[A block of data]
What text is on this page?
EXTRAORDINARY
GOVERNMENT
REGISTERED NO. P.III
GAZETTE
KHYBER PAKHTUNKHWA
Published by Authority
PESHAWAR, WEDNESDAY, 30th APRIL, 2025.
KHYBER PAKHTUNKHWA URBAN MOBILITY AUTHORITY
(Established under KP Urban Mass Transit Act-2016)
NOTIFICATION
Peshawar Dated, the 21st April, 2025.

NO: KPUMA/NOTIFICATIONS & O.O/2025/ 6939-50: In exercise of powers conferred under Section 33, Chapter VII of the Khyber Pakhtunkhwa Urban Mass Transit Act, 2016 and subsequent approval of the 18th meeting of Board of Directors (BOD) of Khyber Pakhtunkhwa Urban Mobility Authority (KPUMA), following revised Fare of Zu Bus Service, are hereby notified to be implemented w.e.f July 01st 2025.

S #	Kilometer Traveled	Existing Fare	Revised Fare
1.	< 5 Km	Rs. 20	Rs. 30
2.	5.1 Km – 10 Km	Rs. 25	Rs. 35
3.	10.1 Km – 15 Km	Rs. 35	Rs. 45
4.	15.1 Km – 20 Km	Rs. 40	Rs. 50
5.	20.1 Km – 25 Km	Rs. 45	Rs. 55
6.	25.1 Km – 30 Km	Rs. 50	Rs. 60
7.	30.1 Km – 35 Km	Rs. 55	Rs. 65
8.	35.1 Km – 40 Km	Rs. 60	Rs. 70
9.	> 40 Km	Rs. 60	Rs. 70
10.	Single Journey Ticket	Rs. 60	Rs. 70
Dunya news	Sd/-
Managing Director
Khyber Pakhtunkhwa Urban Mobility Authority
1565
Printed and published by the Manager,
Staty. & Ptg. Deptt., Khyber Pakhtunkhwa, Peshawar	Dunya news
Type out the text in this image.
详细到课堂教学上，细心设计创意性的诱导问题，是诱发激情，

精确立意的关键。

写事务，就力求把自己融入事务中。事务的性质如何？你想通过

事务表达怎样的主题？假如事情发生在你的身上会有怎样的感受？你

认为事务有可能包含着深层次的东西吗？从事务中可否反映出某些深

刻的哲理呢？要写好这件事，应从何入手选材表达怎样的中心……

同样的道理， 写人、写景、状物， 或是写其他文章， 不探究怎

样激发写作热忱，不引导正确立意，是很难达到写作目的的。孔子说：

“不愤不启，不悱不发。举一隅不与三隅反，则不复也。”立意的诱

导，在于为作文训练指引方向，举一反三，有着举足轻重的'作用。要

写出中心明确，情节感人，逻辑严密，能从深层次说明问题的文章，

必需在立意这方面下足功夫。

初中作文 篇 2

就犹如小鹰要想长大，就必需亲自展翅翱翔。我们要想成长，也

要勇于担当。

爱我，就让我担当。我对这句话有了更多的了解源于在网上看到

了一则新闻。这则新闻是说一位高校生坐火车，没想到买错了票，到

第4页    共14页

• [SET PROBLEM]
Which lines contain the word "this"? Copy each of them.

• [ANSWER TO THE TASK]
What text is on this page?
Type out the text in this image.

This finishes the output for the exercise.